WRITTEN REQUEST:
List the rows from the one containing "I need the location" up to and including the one containing "data-point [759, 846, 769, 856]" as a numbered list, omitting blank lines.

* * * * * * *

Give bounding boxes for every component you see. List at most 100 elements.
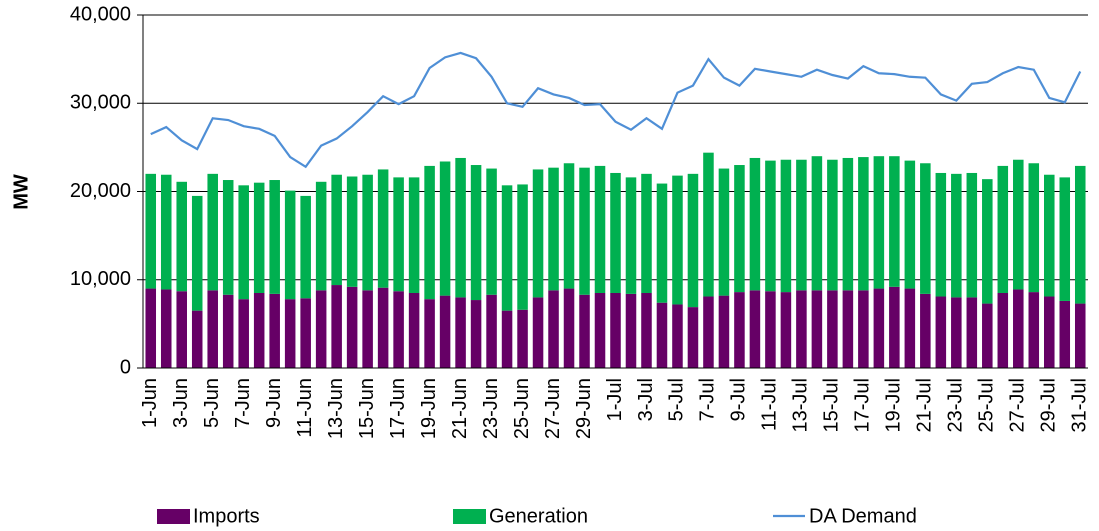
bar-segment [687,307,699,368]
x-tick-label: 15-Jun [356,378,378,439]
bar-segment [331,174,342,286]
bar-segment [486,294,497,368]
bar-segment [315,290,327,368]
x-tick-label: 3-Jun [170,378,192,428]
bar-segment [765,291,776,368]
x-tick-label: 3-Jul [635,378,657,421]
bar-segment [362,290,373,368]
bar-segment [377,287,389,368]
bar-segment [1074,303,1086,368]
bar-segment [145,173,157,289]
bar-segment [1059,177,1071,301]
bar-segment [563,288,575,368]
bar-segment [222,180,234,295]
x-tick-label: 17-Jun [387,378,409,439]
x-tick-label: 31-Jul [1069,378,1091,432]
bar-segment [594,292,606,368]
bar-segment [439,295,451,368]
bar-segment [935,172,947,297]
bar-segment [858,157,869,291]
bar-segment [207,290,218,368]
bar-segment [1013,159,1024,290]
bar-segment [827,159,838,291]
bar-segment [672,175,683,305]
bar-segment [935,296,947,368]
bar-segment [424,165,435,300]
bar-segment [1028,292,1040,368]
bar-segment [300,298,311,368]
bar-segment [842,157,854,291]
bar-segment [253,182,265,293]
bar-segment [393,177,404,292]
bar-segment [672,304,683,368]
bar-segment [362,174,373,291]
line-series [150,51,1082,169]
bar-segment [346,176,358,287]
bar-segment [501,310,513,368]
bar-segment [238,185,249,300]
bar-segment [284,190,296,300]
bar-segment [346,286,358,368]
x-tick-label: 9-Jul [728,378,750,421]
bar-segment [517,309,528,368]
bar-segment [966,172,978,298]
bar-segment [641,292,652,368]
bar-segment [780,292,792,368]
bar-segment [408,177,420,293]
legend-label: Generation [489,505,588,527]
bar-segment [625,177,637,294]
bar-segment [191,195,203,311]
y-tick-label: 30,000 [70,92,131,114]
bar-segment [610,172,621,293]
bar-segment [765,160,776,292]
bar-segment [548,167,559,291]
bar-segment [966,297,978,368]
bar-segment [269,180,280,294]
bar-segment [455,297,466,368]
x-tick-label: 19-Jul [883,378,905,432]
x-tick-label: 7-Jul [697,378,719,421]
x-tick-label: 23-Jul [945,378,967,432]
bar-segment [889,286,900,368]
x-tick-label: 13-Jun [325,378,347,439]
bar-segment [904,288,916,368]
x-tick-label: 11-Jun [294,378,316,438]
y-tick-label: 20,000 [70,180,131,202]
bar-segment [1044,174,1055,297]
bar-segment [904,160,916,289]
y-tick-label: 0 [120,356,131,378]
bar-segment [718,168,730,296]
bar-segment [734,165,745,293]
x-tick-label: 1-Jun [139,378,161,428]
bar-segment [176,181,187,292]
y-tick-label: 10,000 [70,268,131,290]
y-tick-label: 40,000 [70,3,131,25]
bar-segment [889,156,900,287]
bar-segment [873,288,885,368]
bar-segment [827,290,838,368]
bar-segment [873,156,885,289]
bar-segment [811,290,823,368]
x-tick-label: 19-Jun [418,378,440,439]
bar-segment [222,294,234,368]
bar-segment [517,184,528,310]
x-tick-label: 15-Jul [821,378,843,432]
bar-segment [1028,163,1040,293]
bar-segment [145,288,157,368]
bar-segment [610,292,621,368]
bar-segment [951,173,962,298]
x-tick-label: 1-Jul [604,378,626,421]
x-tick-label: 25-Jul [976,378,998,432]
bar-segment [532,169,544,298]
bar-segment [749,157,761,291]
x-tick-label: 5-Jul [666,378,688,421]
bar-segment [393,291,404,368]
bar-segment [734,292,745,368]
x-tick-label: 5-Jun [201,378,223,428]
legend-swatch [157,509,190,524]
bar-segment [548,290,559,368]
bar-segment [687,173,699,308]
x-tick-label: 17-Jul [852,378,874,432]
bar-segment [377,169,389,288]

* * * * * * *

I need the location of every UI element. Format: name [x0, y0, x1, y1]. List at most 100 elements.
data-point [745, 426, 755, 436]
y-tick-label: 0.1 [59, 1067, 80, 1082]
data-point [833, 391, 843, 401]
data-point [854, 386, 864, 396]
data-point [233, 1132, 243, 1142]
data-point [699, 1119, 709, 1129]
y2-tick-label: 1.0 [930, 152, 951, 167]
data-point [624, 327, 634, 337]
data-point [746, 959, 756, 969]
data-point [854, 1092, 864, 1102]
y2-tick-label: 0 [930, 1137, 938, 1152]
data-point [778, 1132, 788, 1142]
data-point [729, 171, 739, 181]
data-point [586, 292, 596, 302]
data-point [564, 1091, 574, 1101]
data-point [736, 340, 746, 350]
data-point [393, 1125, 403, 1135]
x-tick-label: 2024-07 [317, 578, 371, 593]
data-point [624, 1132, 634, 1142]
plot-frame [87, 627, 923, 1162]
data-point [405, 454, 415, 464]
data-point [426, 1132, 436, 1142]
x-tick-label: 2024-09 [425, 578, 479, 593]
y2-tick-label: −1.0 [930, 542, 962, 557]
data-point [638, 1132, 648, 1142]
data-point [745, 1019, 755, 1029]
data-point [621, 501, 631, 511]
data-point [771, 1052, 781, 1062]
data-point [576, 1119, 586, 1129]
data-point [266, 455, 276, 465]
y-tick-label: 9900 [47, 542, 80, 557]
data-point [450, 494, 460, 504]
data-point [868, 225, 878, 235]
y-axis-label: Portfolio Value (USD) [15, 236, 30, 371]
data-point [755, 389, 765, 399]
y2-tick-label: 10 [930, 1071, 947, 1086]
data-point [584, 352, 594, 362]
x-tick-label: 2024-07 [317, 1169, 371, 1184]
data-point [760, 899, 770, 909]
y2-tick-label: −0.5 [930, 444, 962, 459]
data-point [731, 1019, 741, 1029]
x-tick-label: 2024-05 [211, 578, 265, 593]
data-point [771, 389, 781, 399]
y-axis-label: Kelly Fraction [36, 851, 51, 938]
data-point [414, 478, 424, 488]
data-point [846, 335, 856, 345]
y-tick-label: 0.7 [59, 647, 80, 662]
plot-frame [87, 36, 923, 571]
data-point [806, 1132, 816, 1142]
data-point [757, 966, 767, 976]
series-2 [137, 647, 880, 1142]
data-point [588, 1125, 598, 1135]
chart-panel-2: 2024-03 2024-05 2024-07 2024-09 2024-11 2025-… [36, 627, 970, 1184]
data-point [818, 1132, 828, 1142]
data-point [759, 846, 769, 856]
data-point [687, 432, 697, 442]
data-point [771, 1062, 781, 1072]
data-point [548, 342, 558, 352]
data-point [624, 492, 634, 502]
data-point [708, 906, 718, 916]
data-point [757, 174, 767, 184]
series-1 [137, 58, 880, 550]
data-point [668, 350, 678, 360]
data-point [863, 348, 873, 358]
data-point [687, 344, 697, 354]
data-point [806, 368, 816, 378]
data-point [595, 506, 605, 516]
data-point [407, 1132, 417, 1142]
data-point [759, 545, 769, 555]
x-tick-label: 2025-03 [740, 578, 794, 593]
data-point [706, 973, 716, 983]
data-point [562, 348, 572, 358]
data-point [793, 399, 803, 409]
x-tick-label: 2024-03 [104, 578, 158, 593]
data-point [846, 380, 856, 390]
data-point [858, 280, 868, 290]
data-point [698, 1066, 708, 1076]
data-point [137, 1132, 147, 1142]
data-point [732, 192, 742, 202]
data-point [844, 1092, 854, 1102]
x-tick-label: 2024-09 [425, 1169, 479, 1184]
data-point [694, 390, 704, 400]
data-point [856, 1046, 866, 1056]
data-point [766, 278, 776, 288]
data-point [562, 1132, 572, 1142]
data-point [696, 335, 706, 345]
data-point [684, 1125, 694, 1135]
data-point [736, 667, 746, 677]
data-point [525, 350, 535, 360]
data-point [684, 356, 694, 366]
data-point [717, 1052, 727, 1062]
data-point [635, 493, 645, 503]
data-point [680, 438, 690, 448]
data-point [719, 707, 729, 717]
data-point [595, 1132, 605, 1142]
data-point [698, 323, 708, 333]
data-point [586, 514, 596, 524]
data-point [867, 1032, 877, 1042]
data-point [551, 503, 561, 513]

* * * * * * *

SOLUTION:
1. I need the location of every UI element. Format: name [x0, y0, x1, y1]. List at most 100 elements.
2. data-point [745, 426, 755, 436]
3. y-tick-label: 0.1 [59, 1067, 80, 1082]
4. data-point [833, 391, 843, 401]
5. data-point [854, 386, 864, 396]
6. data-point [233, 1132, 243, 1142]
7. data-point [699, 1119, 709, 1129]
8. y2-tick-label: 1.0 [930, 152, 951, 167]
9. data-point [624, 327, 634, 337]
10. data-point [746, 959, 756, 969]
11. data-point [854, 1092, 864, 1102]
12. y2-tick-label: 0 [930, 1137, 938, 1152]
13. data-point [778, 1132, 788, 1142]
14. data-point [729, 171, 739, 181]
15. data-point [586, 292, 596, 302]
16. data-point [564, 1091, 574, 1101]
17. data-point [736, 340, 746, 350]
18. data-point [393, 1125, 403, 1135]
19. x-tick-label: 2024-07 [317, 578, 371, 593]
20. data-point [624, 1132, 634, 1142]
21. plot-frame [87, 627, 923, 1162]
22. data-point [405, 454, 415, 464]
23. data-point [426, 1132, 436, 1142]
24. x-tick-label: 2024-09 [425, 578, 479, 593]
25. y2-tick-label: −1.0 [930, 542, 962, 557]
26. data-point [638, 1132, 648, 1142]
27. data-point [745, 1019, 755, 1029]
28. data-point [621, 501, 631, 511]
29. data-point [771, 1052, 781, 1062]
30. data-point [576, 1119, 586, 1129]
31. data-point [266, 455, 276, 465]
32. y-tick-label: 9900 [47, 542, 80, 557]
33. data-point [450, 494, 460, 504]
34. data-point [868, 225, 878, 235]
35. y-axis-label: Portfolio Value (USD) [15, 236, 30, 371]
36. data-point [755, 389, 765, 399]
37. y2-tick-label: 10 [930, 1071, 947, 1086]
38. data-point [584, 352, 594, 362]
39. x-tick-label: 2024-07 [317, 1169, 371, 1184]
40. data-point [760, 899, 770, 909]
41. y2-tick-label: −0.5 [930, 444, 962, 459]
42. data-point [731, 1019, 741, 1029]
43. x-tick-label: 2024-05 [211, 578, 265, 593]
44. data-point [771, 389, 781, 399]
45. y-axis-label: Kelly Fraction [36, 851, 51, 938]
46. data-point [414, 478, 424, 488]
47. data-point [846, 335, 856, 345]
48. y-tick-label: 0.7 [59, 647, 80, 662]
49. plot-frame [87, 36, 923, 571]
50. data-point [806, 1132, 816, 1142]
51. data-point [757, 966, 767, 976]
52. series-2 [137, 647, 880, 1142]
53. data-point [588, 1125, 598, 1135]
54. chart-panel-2: 2024-03 2024-05 2024-07 2024-09 2024-11 2025-… [36, 627, 970, 1184]
55. data-point [818, 1132, 828, 1142]
56. data-point [759, 846, 769, 856]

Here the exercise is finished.